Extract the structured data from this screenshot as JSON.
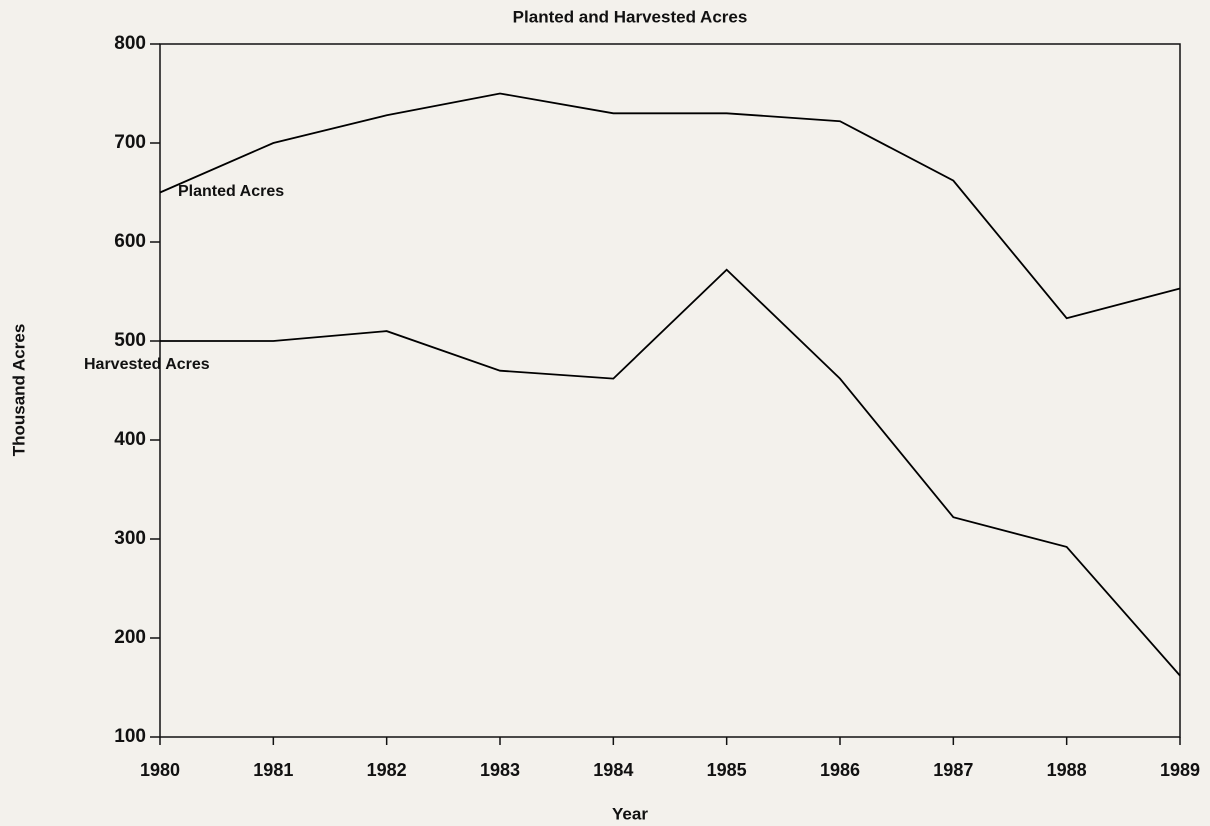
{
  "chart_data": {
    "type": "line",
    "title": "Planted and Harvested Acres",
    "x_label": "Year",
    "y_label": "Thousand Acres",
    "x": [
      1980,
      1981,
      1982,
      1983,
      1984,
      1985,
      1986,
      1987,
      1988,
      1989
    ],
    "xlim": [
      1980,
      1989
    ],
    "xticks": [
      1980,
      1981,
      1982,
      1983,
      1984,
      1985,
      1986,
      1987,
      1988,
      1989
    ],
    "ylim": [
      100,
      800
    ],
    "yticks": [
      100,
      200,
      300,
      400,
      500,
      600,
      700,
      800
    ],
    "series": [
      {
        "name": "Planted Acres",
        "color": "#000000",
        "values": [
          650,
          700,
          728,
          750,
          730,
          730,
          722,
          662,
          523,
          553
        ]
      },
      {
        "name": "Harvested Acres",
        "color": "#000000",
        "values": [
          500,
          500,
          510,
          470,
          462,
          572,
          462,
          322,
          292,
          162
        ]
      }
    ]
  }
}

* * * * *

- Problem details: Gather all lines where the word "Acres" appears.

- Exercise response:
    "title": "Planted and Harvested Acres",
    "y_label": "Thousand Acres",
        "name": "Planted Acres",
        "name": "Harvested Acres",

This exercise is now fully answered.